§ **Exercise prompt**: Pull out every line below that holds the word "screenshot".

§ **Records shown**:
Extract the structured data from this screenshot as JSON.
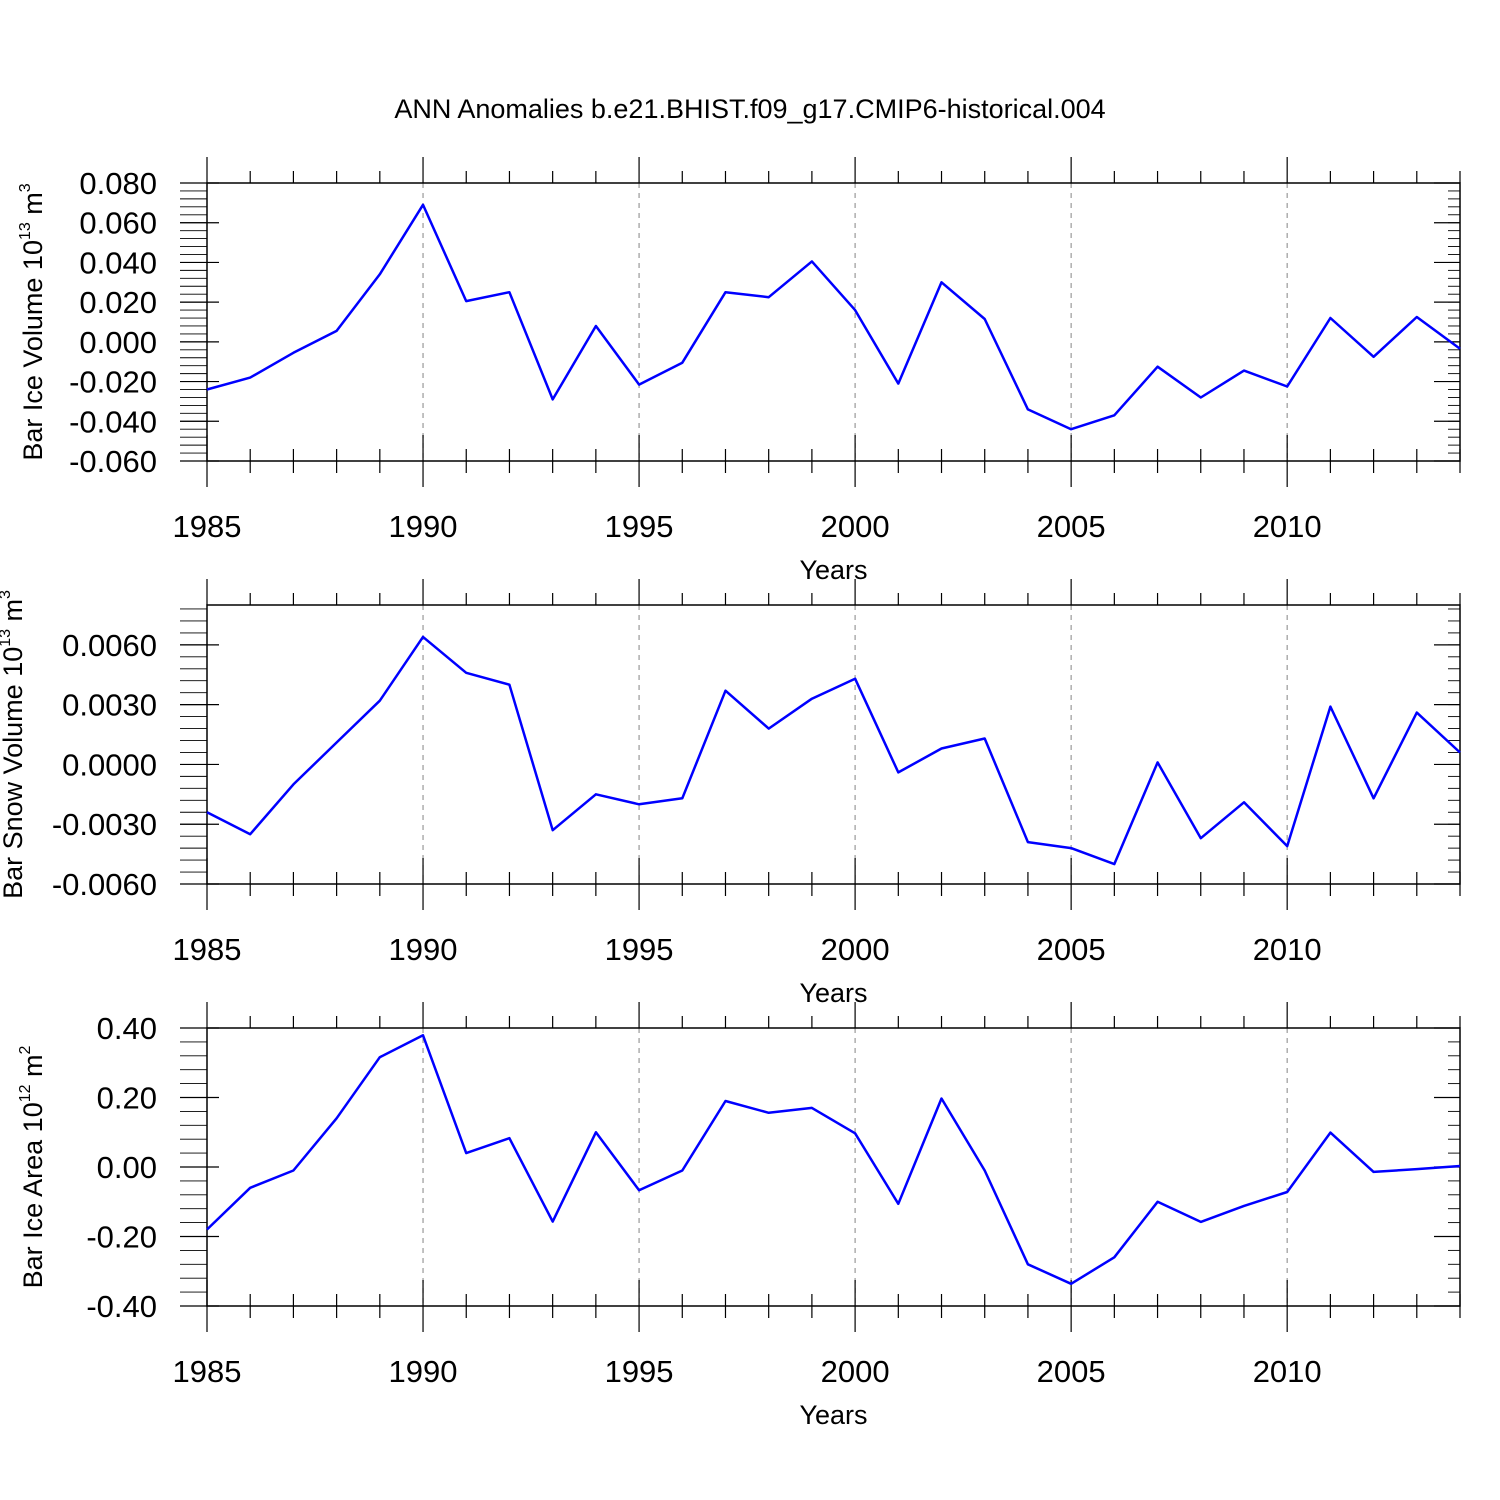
{
  "title": "ANN Anomalies b.e21.BHIST.f09_g17.CMIP6-historical.004",
  "colors": {
    "line": "#0000ff",
    "grid": "#999999",
    "axis": "#000000"
  },
  "chart_data": [
    {
      "type": "line",
      "xlabel": "Years",
      "ylabel": {
        "text": "Bar Ice Volume 10",
        "exp": "13",
        "unit": " m",
        "unit_exp": "3"
      },
      "xlim": [
        1985,
        2014
      ],
      "ylim": [
        -0.06,
        0.08
      ],
      "xticks": [
        "1985",
        "1990",
        "1995",
        "2000",
        "2005",
        "2010"
      ],
      "yticks": [
        "0.080",
        "0.060",
        "0.040",
        "0.020",
        "0.000",
        "-0.020",
        "-0.040",
        "-0.060"
      ],
      "grid": "vertical dashed at labeled years",
      "x": [
        1985,
        1986,
        1987,
        1988,
        1989,
        1990,
        1991,
        1992,
        1993,
        1994,
        1995,
        1996,
        1997,
        1998,
        1999,
        2000,
        2001,
        2002,
        2003,
        2004,
        2005,
        2006,
        2007,
        2008,
        2009,
        2010,
        2011,
        2012,
        2013,
        2014
      ],
      "values": [
        -0.024,
        -0.018,
        -0.0055,
        0.0055,
        0.034,
        0.069,
        0.0205,
        0.025,
        -0.029,
        0.008,
        -0.0215,
        -0.0105,
        0.025,
        0.0225,
        0.0405,
        0.016,
        -0.021,
        0.03,
        0.0115,
        -0.034,
        -0.044,
        -0.037,
        -0.0125,
        -0.028,
        -0.0145,
        -0.0225,
        0.012,
        -0.0075,
        0.0125,
        -0.0035
      ]
    },
    {
      "type": "line",
      "xlabel": "Years",
      "ylabel": {
        "text": "Bar Snow Volume 10",
        "exp": "13",
        "unit": " m",
        "unit_exp": "3"
      },
      "xlim": [
        1985,
        2014
      ],
      "ylim": [
        -0.006,
        0.008
      ],
      "xticks": [
        "1985",
        "1990",
        "1995",
        "2000",
        "2005",
        "2010"
      ],
      "yticks": [
        "0.0060",
        "0.0030",
        "0.0000",
        "-0.0030",
        "-0.0060"
      ],
      "grid": "vertical dashed at labeled years",
      "x": [
        1985,
        1986,
        1987,
        1988,
        1989,
        1990,
        1991,
        1992,
        1993,
        1994,
        1995,
        1996,
        1997,
        1998,
        1999,
        2000,
        2001,
        2002,
        2003,
        2004,
        2005,
        2006,
        2007,
        2008,
        2009,
        2010,
        2011,
        2012,
        2013,
        2014
      ],
      "values": [
        -0.0024,
        -0.0035,
        -0.001,
        0.0011,
        0.0032,
        0.0064,
        0.0046,
        0.004,
        -0.0033,
        -0.0015,
        -0.002,
        -0.0017,
        0.0037,
        0.0018,
        0.0033,
        0.0043,
        -0.0004,
        0.0008,
        0.0013,
        -0.0039,
        -0.0042,
        -0.005,
        0.0001,
        -0.0037,
        -0.0019,
        -0.0041,
        0.0029,
        -0.0017,
        0.0026,
        0.0006
      ]
    },
    {
      "type": "line",
      "xlabel": "Years",
      "ylabel": {
        "text": "Bar Ice Area 10",
        "exp": "12",
        "unit": " m",
        "unit_exp": "2"
      },
      "xlim": [
        1985,
        2014
      ],
      "ylim": [
        -0.4,
        0.4
      ],
      "xticks": [
        "1985",
        "1990",
        "1995",
        "2000",
        "2005",
        "2010"
      ],
      "yticks": [
        "0.40",
        "0.20",
        "0.00",
        "-0.20",
        "-0.40"
      ],
      "grid": "vertical dashed at labeled years",
      "x": [
        1985,
        1986,
        1987,
        1988,
        1989,
        1990,
        1991,
        1992,
        1993,
        1994,
        1995,
        1996,
        1997,
        1998,
        1999,
        2000,
        2001,
        2002,
        2003,
        2004,
        2005,
        2006,
        2007,
        2008,
        2009,
        2010,
        2011,
        2012,
        2013,
        2014
      ],
      "values": [
        -0.18,
        -0.06,
        -0.01,
        0.14,
        0.316,
        0.379,
        0.04,
        0.083,
        -0.157,
        0.1,
        -0.067,
        -0.01,
        0.19,
        0.156,
        0.17,
        0.097,
        -0.106,
        0.197,
        -0.01,
        -0.28,
        -0.336,
        -0.26,
        -0.1,
        -0.158,
        -0.112,
        -0.072,
        0.099,
        -0.014,
        -0.006,
        0.003
      ]
    }
  ]
}
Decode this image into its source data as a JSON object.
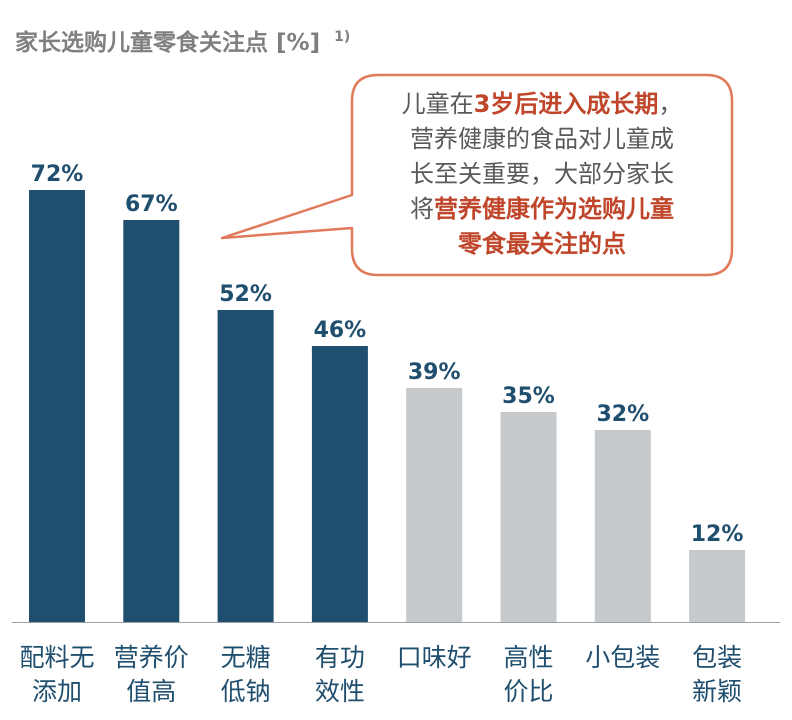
{
  "chart_data": {
    "type": "bar",
    "title": "家长选购儿童零食关注点 [%]",
    "title_note": "1)",
    "categories": [
      {
        "line1": "配料无",
        "line2": "添加"
      },
      {
        "line1": "营养价",
        "line2": "值高"
      },
      {
        "line1": "无糖",
        "line2": "低钠"
      },
      {
        "line1": "有功",
        "line2": "效性"
      },
      {
        "line1": "口味好",
        "line2": ""
      },
      {
        "line1": "高性",
        "line2": "价比"
      },
      {
        "line1": "小包装",
        "line2": ""
      },
      {
        "line1": "包装",
        "line2": "新颖"
      }
    ],
    "values": [
      72,
      67,
      52,
      46,
      39,
      35,
      32,
      12
    ],
    "value_labels": [
      "72%",
      "67%",
      "52%",
      "46%",
      "39%",
      "35%",
      "32%",
      "12%"
    ],
    "highlighted": [
      true,
      true,
      true,
      true,
      false,
      false,
      false,
      false
    ],
    "ylim": [
      0,
      72
    ],
    "grid": false,
    "colors": {
      "highlight": "#1f4e6e",
      "normal": "#c6cacd",
      "label": "#1f4e6e",
      "title": "#7f7f7f",
      "callout_border": "#e07a5a",
      "callout_accent": "#c0462b",
      "category_text": "#1f4e6e"
    },
    "annotation": {
      "lines": [
        [
          {
            "text": "儿童在",
            "bold": false
          },
          {
            "text": "3岁后进入成长期",
            "bold": true
          },
          {
            "text": "，",
            "bold": false
          }
        ],
        [
          {
            "text": "营养健康的食品对儿童成",
            "bold": false
          }
        ],
        [
          {
            "text": "长至关重要，大部分家长",
            "bold": false
          }
        ],
        [
          {
            "text": "将",
            "bold": false
          },
          {
            "text": "营养健康作为选购儿童",
            "bold": true
          }
        ],
        [
          {
            "text": "零食最关注的点",
            "bold": true
          }
        ]
      ]
    }
  }
}
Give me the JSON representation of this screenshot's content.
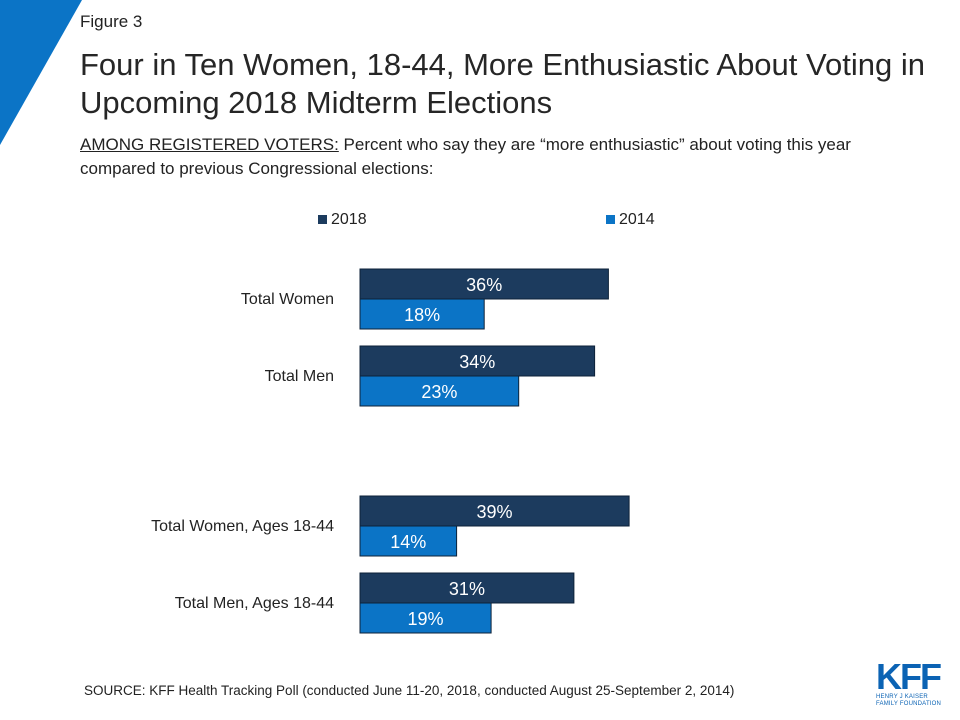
{
  "figure_label": "Figure 3",
  "title": "Four in Ten Women, 18-44, More Enthusiastic About Voting in Upcoming 2018 Midterm Elections",
  "subtitle_lead": "AMONG REGISTERED VOTERS:",
  "subtitle_rest": " Percent who say they are “more enthusiastic” about voting this year compared to previous Congressional elections:",
  "source": "SOURCE: KFF Health Tracking Poll (conducted June 11-20, 2018, conducted August 25-September 2, 2014)",
  "logo": {
    "text": "KFF",
    "line1": "HENRY J KAISER",
    "line2": "FAMILY FOUNDATION"
  },
  "colors": {
    "series_2018": "#1c3b5e",
    "series_2014": "#0b74c6",
    "accent": "#0b74c6"
  },
  "chart_data": {
    "type": "bar",
    "orientation": "horizontal",
    "categories": [
      "Total Women",
      "Total Men",
      "Total Women, Ages 18-44",
      "Total Men, Ages 18-44"
    ],
    "series": [
      {
        "name": "2018",
        "values": [
          36,
          34,
          39,
          31
        ]
      },
      {
        "name": "2014",
        "values": [
          18,
          23,
          14,
          19
        ]
      }
    ],
    "value_suffix": "%",
    "legend_position": "top",
    "grid": false
  }
}
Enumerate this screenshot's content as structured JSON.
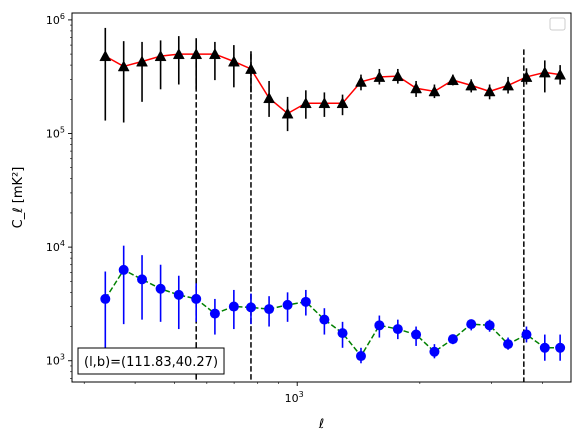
{
  "chart_data": {
    "type": "line",
    "title": "",
    "xlabel": "ℓ",
    "ylabel": "C_ℓ  [mK²]",
    "xscale": "log",
    "yscale": "log",
    "xlim": [
      280,
      4700
    ],
    "ylim": [
      650,
      1150000
    ],
    "x_tick_major": [
      {
        "value": 1000,
        "base": "10",
        "exp": "3"
      }
    ],
    "y_tick_major": [
      {
        "value": 1000,
        "base": "10",
        "exp": "3"
      },
      {
        "value": 10000,
        "base": "10",
        "exp": "4"
      },
      {
        "value": 100000,
        "base": "10",
        "exp": "5"
      },
      {
        "value": 1000000,
        "base": "10",
        "exp": "6"
      }
    ],
    "grid": false,
    "legend": {
      "placement": "top-right",
      "entries": []
    },
    "vlines": [
      565,
      770,
      3600
    ],
    "annotation": "(l,b)=(111.83,40.27)",
    "series": [
      {
        "marker": "triangle",
        "marker_color": "#000000",
        "line_color": "#ff0000",
        "line_style": "solid",
        "x": [
          338,
          375,
          416,
          462,
          512,
          565,
          628,
          699,
          770,
          853,
          947,
          1050,
          1166,
          1292,
          1434,
          1591,
          1766,
          1958,
          2172,
          2411,
          2674,
          2967,
          3293,
          3654,
          4053,
          4420
        ],
        "y": [
          480000,
          390000,
          430000,
          480000,
          500000,
          500000,
          500000,
          430000,
          370000,
          205000,
          150000,
          185000,
          185000,
          185000,
          285000,
          315000,
          320000,
          250000,
          235000,
          295000,
          265000,
          235000,
          265000,
          315000,
          345000,
          330000
        ],
        "err_low": [
          130000,
          125000,
          190000,
          245000,
          270000,
          245000,
          295000,
          255000,
          230000,
          140000,
          105000,
          135000,
          140000,
          145000,
          240000,
          270000,
          275000,
          210000,
          205000,
          265000,
          230000,
          200000,
          225000,
          270000,
          230000,
          270000
        ],
        "err_high": [
          850000,
          650000,
          640000,
          660000,
          720000,
          690000,
          640000,
          600000,
          530000,
          290000,
          210000,
          240000,
          230000,
          220000,
          330000,
          370000,
          370000,
          290000,
          270000,
          330000,
          300000,
          270000,
          315000,
          375000,
          440000,
          400000
        ]
      },
      {
        "marker": "circle",
        "marker_color": "#0000ff",
        "line_color": "#008000",
        "line_style": "dashed",
        "x": [
          338,
          375,
          416,
          462,
          512,
          565,
          628,
          699,
          770,
          853,
          947,
          1050,
          1166,
          1292,
          1434,
          1591,
          1766,
          1958,
          2172,
          2411,
          2674,
          2967,
          3293,
          3654,
          4053,
          4420
        ],
        "y": [
          3500,
          6300,
          5200,
          4300,
          3800,
          3500,
          2600,
          3000,
          2950,
          2850,
          3100,
          3300,
          2300,
          1750,
          1100,
          2050,
          1900,
          1700,
          1200,
          1550,
          2100,
          2050,
          1400,
          1700,
          1300,
          1300
        ],
        "err_low": [
          1000,
          2100,
          2300,
          2200,
          1900,
          2200,
          1700,
          1900,
          2100,
          2000,
          2200,
          2500,
          1700,
          1300,
          950,
          1600,
          1550,
          1350,
          1050,
          1400,
          1850,
          1800,
          1250,
          1450,
          1000,
          1000
        ],
        "err_high": [
          6100,
          10300,
          8500,
          7000,
          5600,
          4800,
          3500,
          4200,
          3900,
          3700,
          4000,
          4200,
          2900,
          2200,
          1300,
          2500,
          2300,
          2000,
          1400,
          1700,
          2300,
          2300,
          1600,
          2000,
          1700,
          1700
        ]
      }
    ]
  }
}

§ **Written reply**:
Extract the structured data from this screenshot as JSON.
Give me the JSON representation of this screenshot's content.
Enumerate this screenshot's content as structured JSON.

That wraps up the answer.